→ **Work required**:
Can you copy out the data exactly? Leave the images out.

(Stored items from a collection)
--------------------

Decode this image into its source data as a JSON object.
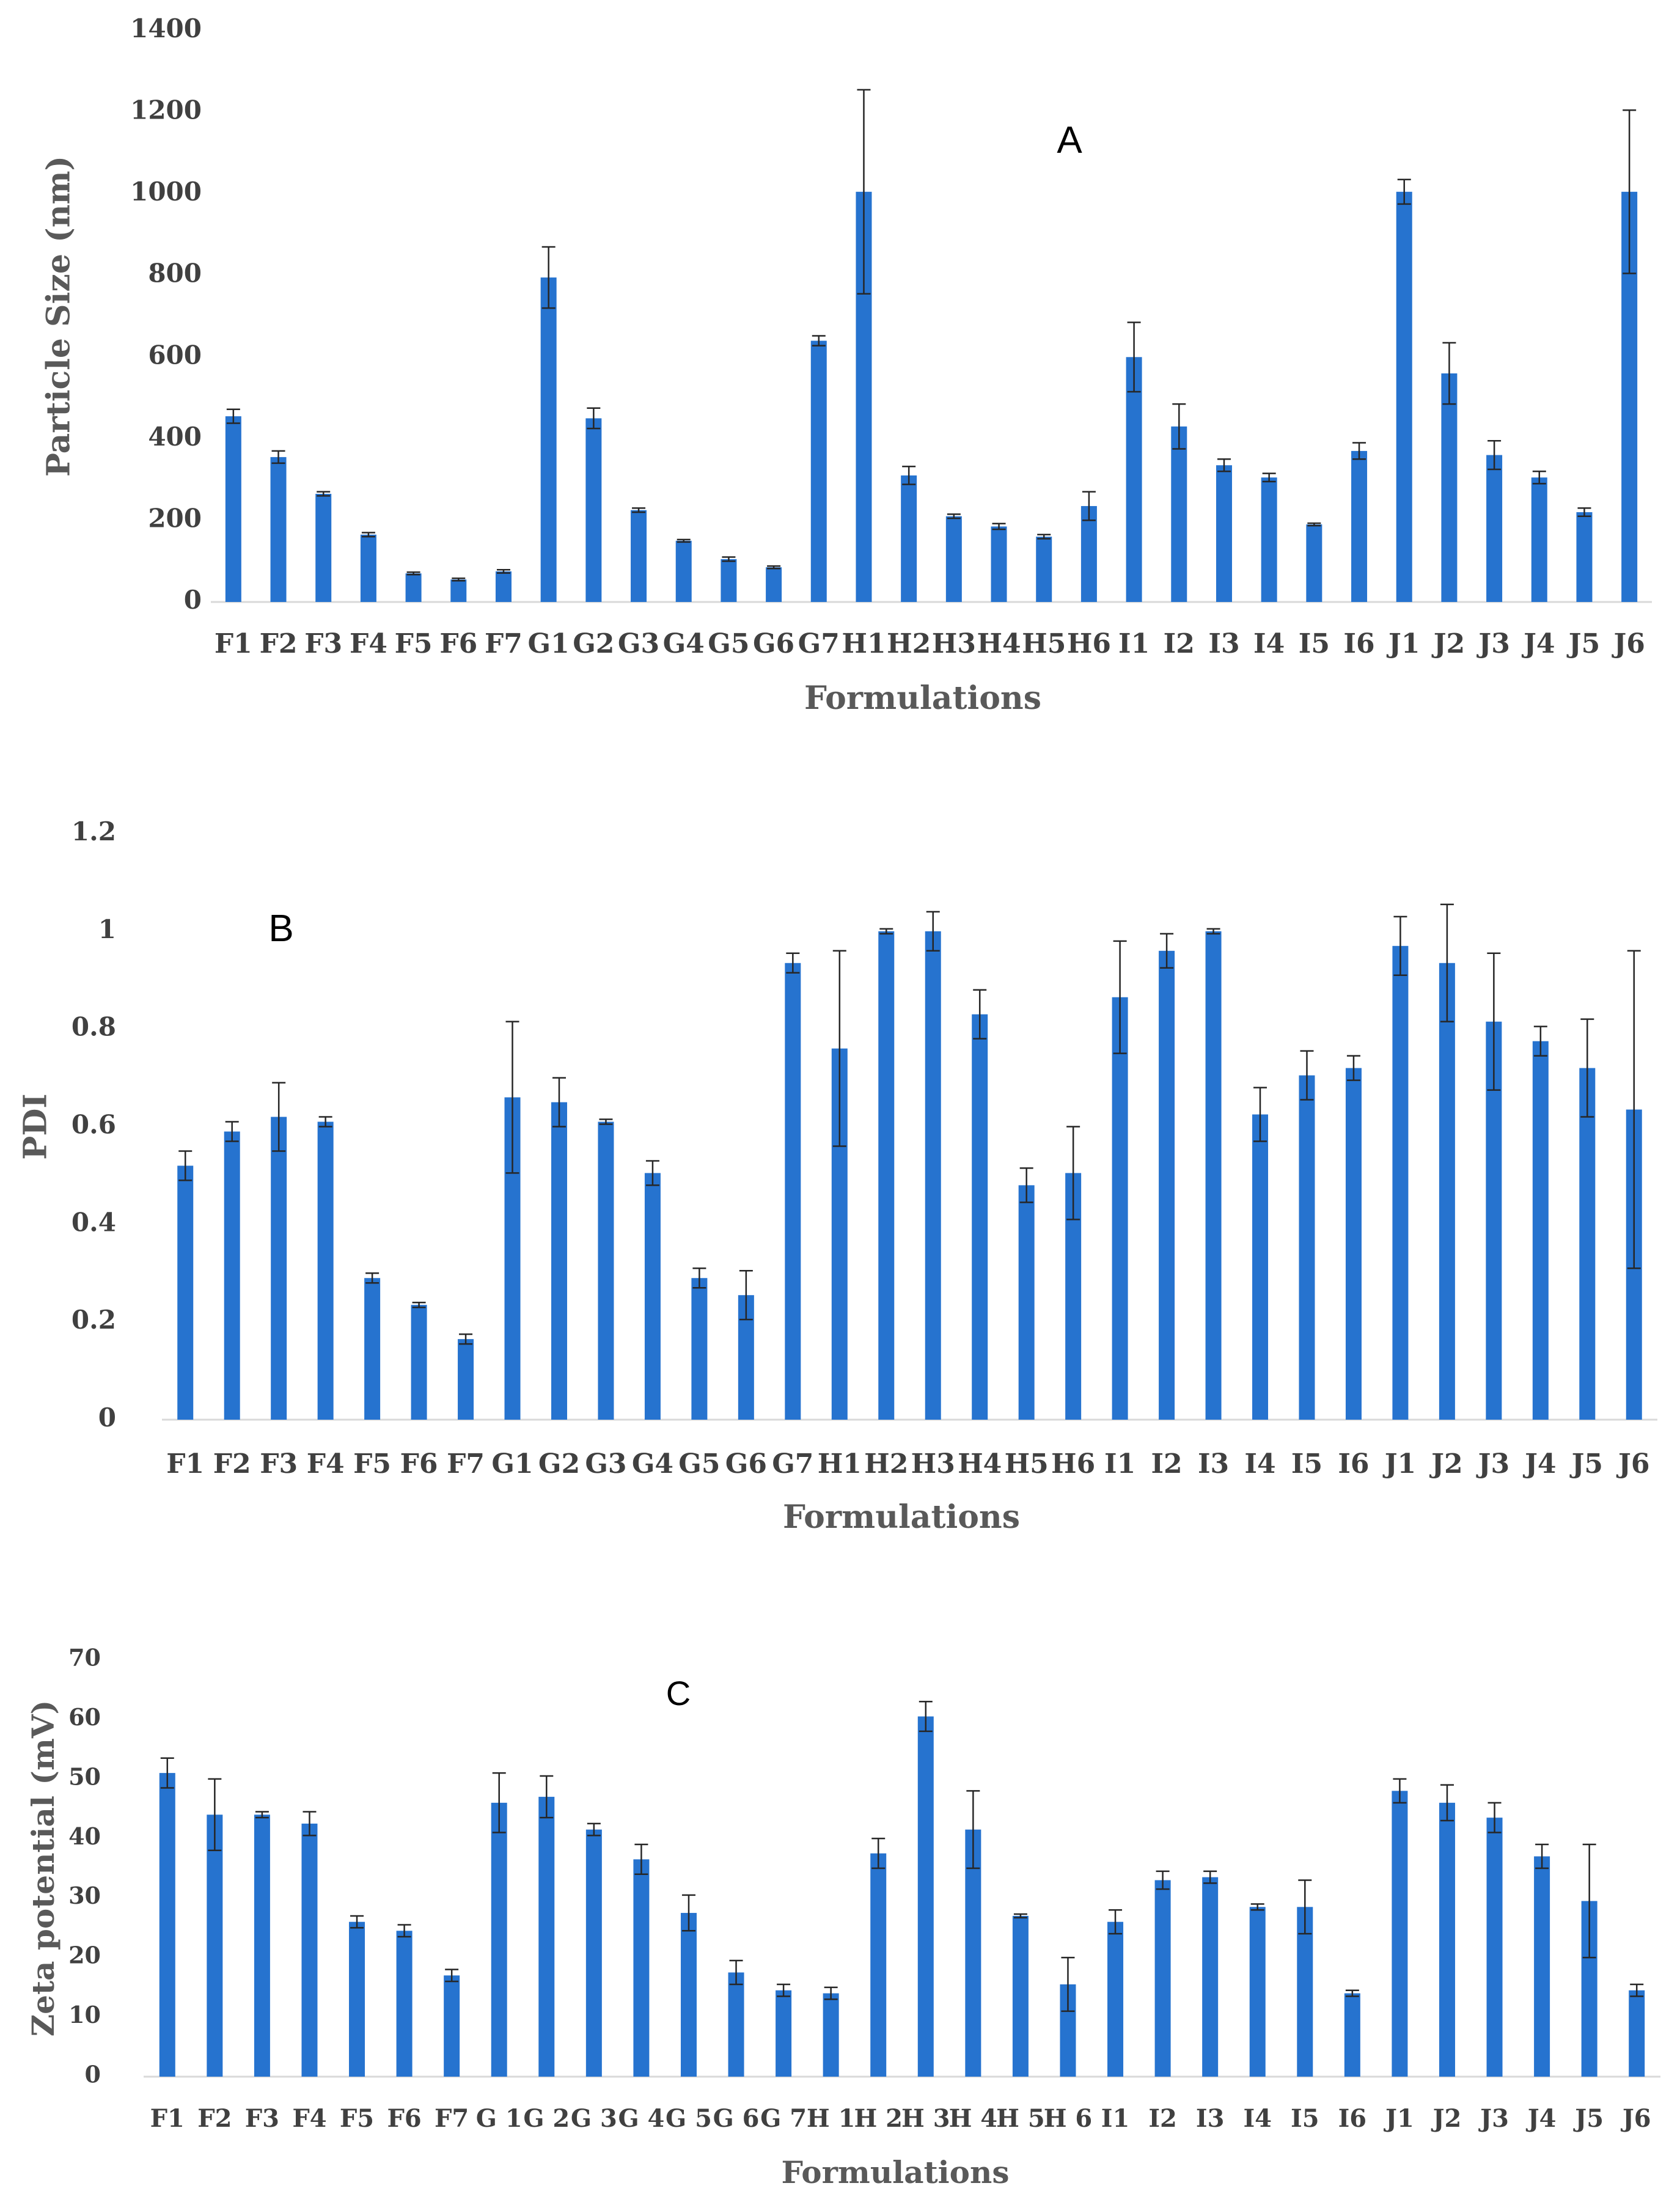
{
  "chart_data": [
    {
      "type": "bar",
      "panel_label": "A",
      "title": "",
      "xlabel": "Formulations",
      "ylabel": "Particle Size (nm)",
      "ylim": [
        0,
        1400
      ],
      "yticks": [
        "0",
        "200",
        "400",
        "600",
        "800",
        "1000",
        "1200",
        "1400"
      ],
      "categories": [
        "F1",
        "F2",
        "F3",
        "F4",
        "F5",
        "F6",
        "F7",
        "G1",
        "G2",
        "G3",
        "G4",
        "G5",
        "G6",
        "G7",
        "H1",
        "H2",
        "H3",
        "H4",
        "H5",
        "H6",
        "I1",
        "I2",
        "I3",
        "I4",
        "I5",
        "I6",
        "J1",
        "J2",
        "J3",
        "J4",
        "J5",
        "J6"
      ],
      "category_labels": [
        "F1",
        "F2",
        "F3",
        "F4",
        "F5",
        "F6",
        "F7",
        "G1",
        "G2",
        "G3",
        "G4",
        "G5",
        "G6",
        "G7",
        "H1",
        "H2",
        "H3",
        "H4",
        "H5",
        "H6",
        "I1",
        "I2",
        "I3",
        "I4",
        "I5",
        "I6",
        "J1",
        "J2",
        "J3",
        "J4",
        "J5",
        "J6"
      ],
      "series": [
        {
          "name": "Particle Size",
          "values": [
            455,
            355,
            265,
            165,
            70,
            55,
            75,
            795,
            450,
            225,
            150,
            105,
            85,
            640,
            1005,
            310,
            210,
            185,
            160,
            235,
            600,
            430,
            335,
            305,
            190,
            370,
            1005,
            560,
            360,
            305,
            220,
            1005
          ],
          "errors": [
            17,
            15,
            5,
            5,
            3,
            3,
            4,
            75,
            25,
            5,
            3,
            5,
            3,
            12,
            250,
            22,
            5,
            7,
            5,
            35,
            85,
            55,
            15,
            10,
            3,
            20,
            30,
            75,
            35,
            15,
            10,
            200
          ]
        }
      ]
    },
    {
      "type": "bar",
      "panel_label": "B",
      "title": "",
      "xlabel": "Formulations",
      "ylabel": "PDI",
      "ylim": [
        0,
        1.2
      ],
      "yticks": [
        "0",
        "0.2",
        "0.4",
        "0.6",
        "0.8",
        "1",
        "1.2"
      ],
      "categories": [
        "F1",
        "F2",
        "F3",
        "F4",
        "F5",
        "F6",
        "F7",
        "G1",
        "G2",
        "G3",
        "G4",
        "G5",
        "G6",
        "G7",
        "H1",
        "H2",
        "H3",
        "H4",
        "H5",
        "H6",
        "I1",
        "I2",
        "I3",
        "I4",
        "I5",
        "I6",
        "J1",
        "J2",
        "J3",
        "J4",
        "J5",
        "J6"
      ],
      "category_labels": [
        "F1",
        "F2",
        "F3",
        "F4",
        "F5",
        "F6",
        "F7",
        "G1",
        "G2",
        "G3",
        "G4",
        "G5",
        "G6",
        "G7",
        "H1",
        "H2",
        "H3",
        "H4",
        "H5",
        "H6",
        "I1",
        "I2",
        "I3",
        "I4",
        "I5",
        "I6",
        "J1",
        "J2",
        "J3",
        "J4",
        "J5",
        "J6"
      ],
      "series": [
        {
          "name": "PDI",
          "values": [
            0.52,
            0.59,
            0.62,
            0.61,
            0.29,
            0.235,
            0.165,
            0.66,
            0.65,
            0.61,
            0.505,
            0.29,
            0.255,
            0.935,
            0.76,
            1.0,
            1.0,
            0.83,
            0.48,
            0.505,
            0.865,
            0.96,
            1.0,
            0.625,
            0.705,
            0.72,
            0.97,
            0.935,
            0.815,
            0.775,
            0.72,
            0.635
          ],
          "errors": [
            0.03,
            0.02,
            0.07,
            0.01,
            0.01,
            0.005,
            0.01,
            0.155,
            0.05,
            0.005,
            0.025,
            0.02,
            0.05,
            0.02,
            0.2,
            0.005,
            0.04,
            0.05,
            0.035,
            0.095,
            0.115,
            0.035,
            0.005,
            0.055,
            0.05,
            0.025,
            0.06,
            0.12,
            0.14,
            0.03,
            0.1,
            0.325
          ]
        }
      ]
    },
    {
      "type": "bar",
      "panel_label": "C",
      "title": "",
      "xlabel": "Formulations",
      "ylabel": "Zeta potential (mV)",
      "ylim": [
        0,
        70
      ],
      "yticks": [
        "0",
        "10",
        "20",
        "30",
        "40",
        "50",
        "60",
        "70"
      ],
      "categories": [
        "F1",
        "F2",
        "F3",
        "F4",
        "F5",
        "F6",
        "F7",
        "G1",
        "G2",
        "G3",
        "G4",
        "G5",
        "G6",
        "G7",
        "H1",
        "H2",
        "H3",
        "H4",
        "H5",
        "H6",
        "I1",
        "I2",
        "I3",
        "I4",
        "I5",
        "I6",
        "J1",
        "J2",
        "J3",
        "J4",
        "J5",
        "J6"
      ],
      "category_labels": [
        "F1",
        "F2",
        "F3",
        "F4",
        "F5",
        "F6",
        "F7",
        "G 1",
        "G 2",
        "G 3",
        "G 4",
        "G 5",
        "G 6",
        "G 7",
        "H 1",
        "H 2",
        "H 3",
        "H 4",
        "H 5",
        "H 6",
        "I1",
        "I2",
        "I3",
        "I4",
        "I5",
        "I6",
        "J1",
        "J2",
        "J3",
        "J4",
        "J5",
        "J6"
      ],
      "series": [
        {
          "name": "Zeta potential",
          "values": [
            51,
            44,
            44,
            42.5,
            26,
            24.5,
            17,
            46,
            47,
            41.5,
            36.5,
            27.5,
            17.5,
            14.5,
            14,
            37.5,
            60.5,
            41.5,
            27,
            15.5,
            26,
            33,
            33.5,
            28.5,
            28.5,
            14,
            48,
            46,
            43.5,
            37,
            29.5,
            14.5
          ],
          "errors": [
            2.5,
            6,
            0.5,
            2,
            1,
            1,
            1,
            5,
            3.5,
            1,
            2.5,
            3,
            2,
            1,
            1,
            2.5,
            2.5,
            6.5,
            0.3,
            4.5,
            2,
            1.5,
            1,
            0.5,
            4.5,
            0.5,
            2,
            3,
            2.5,
            2,
            9.5,
            1
          ]
        }
      ]
    }
  ]
}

--------------------

→ **Solution to this problem**:
Decode this image into its source data as a JSON object.
{
  "chart_data": [
    {
      "type": "bar",
      "panel_label": "A",
      "title": "",
      "xlabel": "Formulations",
      "ylabel": "Particle Size (nm)",
      "ylim": [
        0,
        1400
      ],
      "yticks": [
        "0",
        "200",
        "400",
        "600",
        "800",
        "1000",
        "1200",
        "1400"
      ],
      "categories": [
        "F1",
        "F2",
        "F3",
        "F4",
        "F5",
        "F6",
        "F7",
        "G1",
        "G2",
        "G3",
        "G4",
        "G5",
        "G6",
        "G7",
        "H1",
        "H2",
        "H3",
        "H4",
        "H5",
        "H6",
        "I1",
        "I2",
        "I3",
        "I4",
        "I5",
        "I6",
        "J1",
        "J2",
        "J3",
        "J4",
        "J5",
        "J6"
      ],
      "category_labels": [
        "F1",
        "F2",
        "F3",
        "F4",
        "F5",
        "F6",
        "F7",
        "G1",
        "G2",
        "G3",
        "G4",
        "G5",
        "G6",
        "G7",
        "H1",
        "H2",
        "H3",
        "H4",
        "H5",
        "H6",
        "I1",
        "I2",
        "I3",
        "I4",
        "I5",
        "I6",
        "J1",
        "J2",
        "J3",
        "J4",
        "J5",
        "J6"
      ],
      "series": [
        {
          "name": "Particle Size",
          "values": [
            455,
            355,
            265,
            165,
            70,
            55,
            75,
            795,
            450,
            225,
            150,
            105,
            85,
            640,
            1005,
            310,
            210,
            185,
            160,
            235,
            600,
            430,
            335,
            305,
            190,
            370,
            1005,
            560,
            360,
            305,
            220,
            1005
          ],
          "errors": [
            17,
            15,
            5,
            5,
            3,
            3,
            4,
            75,
            25,
            5,
            3,
            5,
            3,
            12,
            250,
            22,
            5,
            7,
            5,
            35,
            85,
            55,
            15,
            10,
            3,
            20,
            30,
            75,
            35,
            15,
            10,
            200
          ]
        }
      ]
    },
    {
      "type": "bar",
      "panel_label": "B",
      "title": "",
      "xlabel": "Formulations",
      "ylabel": "PDI",
      "ylim": [
        0,
        1.2
      ],
      "yticks": [
        "0",
        "0.2",
        "0.4",
        "0.6",
        "0.8",
        "1",
        "1.2"
      ],
      "categories": [
        "F1",
        "F2",
        "F3",
        "F4",
        "F5",
        "F6",
        "F7",
        "G1",
        "G2",
        "G3",
        "G4",
        "G5",
        "G6",
        "G7",
        "H1",
        "H2",
        "H3",
        "H4",
        "H5",
        "H6",
        "I1",
        "I2",
        "I3",
        "I4",
        "I5",
        "I6",
        "J1",
        "J2",
        "J3",
        "J4",
        "J5",
        "J6"
      ],
      "category_labels": [
        "F1",
        "F2",
        "F3",
        "F4",
        "F5",
        "F6",
        "F7",
        "G1",
        "G2",
        "G3",
        "G4",
        "G5",
        "G6",
        "G7",
        "H1",
        "H2",
        "H3",
        "H4",
        "H5",
        "H6",
        "I1",
        "I2",
        "I3",
        "I4",
        "I5",
        "I6",
        "J1",
        "J2",
        "J3",
        "J4",
        "J5",
        "J6"
      ],
      "series": [
        {
          "name": "PDI",
          "values": [
            0.52,
            0.59,
            0.62,
            0.61,
            0.29,
            0.235,
            0.165,
            0.66,
            0.65,
            0.61,
            0.505,
            0.29,
            0.255,
            0.935,
            0.76,
            1.0,
            1.0,
            0.83,
            0.48,
            0.505,
            0.865,
            0.96,
            1.0,
            0.625,
            0.705,
            0.72,
            0.97,
            0.935,
            0.815,
            0.775,
            0.72,
            0.635
          ],
          "errors": [
            0.03,
            0.02,
            0.07,
            0.01,
            0.01,
            0.005,
            0.01,
            0.155,
            0.05,
            0.005,
            0.025,
            0.02,
            0.05,
            0.02,
            0.2,
            0.005,
            0.04,
            0.05,
            0.035,
            0.095,
            0.115,
            0.035,
            0.005,
            0.055,
            0.05,
            0.025,
            0.06,
            0.12,
            0.14,
            0.03,
            0.1,
            0.325
          ]
        }
      ]
    },
    {
      "type": "bar",
      "panel_label": "C",
      "title": "",
      "xlabel": "Formulations",
      "ylabel": "Zeta potential (mV)",
      "ylim": [
        0,
        70
      ],
      "yticks": [
        "0",
        "10",
        "20",
        "30",
        "40",
        "50",
        "60",
        "70"
      ],
      "categories": [
        "F1",
        "F2",
        "F3",
        "F4",
        "F5",
        "F6",
        "F7",
        "G1",
        "G2",
        "G3",
        "G4",
        "G5",
        "G6",
        "G7",
        "H1",
        "H2",
        "H3",
        "H4",
        "H5",
        "H6",
        "I1",
        "I2",
        "I3",
        "I4",
        "I5",
        "I6",
        "J1",
        "J2",
        "J3",
        "J4",
        "J5",
        "J6"
      ],
      "category_labels": [
        "F1",
        "F2",
        "F3",
        "F4",
        "F5",
        "F6",
        "F7",
        "G 1",
        "G 2",
        "G 3",
        "G 4",
        "G 5",
        "G 6",
        "G 7",
        "H 1",
        "H 2",
        "H 3",
        "H 4",
        "H 5",
        "H 6",
        "I1",
        "I2",
        "I3",
        "I4",
        "I5",
        "I6",
        "J1",
        "J2",
        "J3",
        "J4",
        "J5",
        "J6"
      ],
      "series": [
        {
          "name": "Zeta potential",
          "values": [
            51,
            44,
            44,
            42.5,
            26,
            24.5,
            17,
            46,
            47,
            41.5,
            36.5,
            27.5,
            17.5,
            14.5,
            14,
            37.5,
            60.5,
            41.5,
            27,
            15.5,
            26,
            33,
            33.5,
            28.5,
            28.5,
            14,
            48,
            46,
            43.5,
            37,
            29.5,
            14.5
          ],
          "errors": [
            2.5,
            6,
            0.5,
            2,
            1,
            1,
            1,
            5,
            3.5,
            1,
            2.5,
            3,
            2,
            1,
            1,
            2.5,
            2.5,
            6.5,
            0.3,
            4.5,
            2,
            1.5,
            1,
            0.5,
            4.5,
            0.5,
            2,
            3,
            2.5,
            2,
            9.5,
            1
          ]
        }
      ]
    }
  ]
}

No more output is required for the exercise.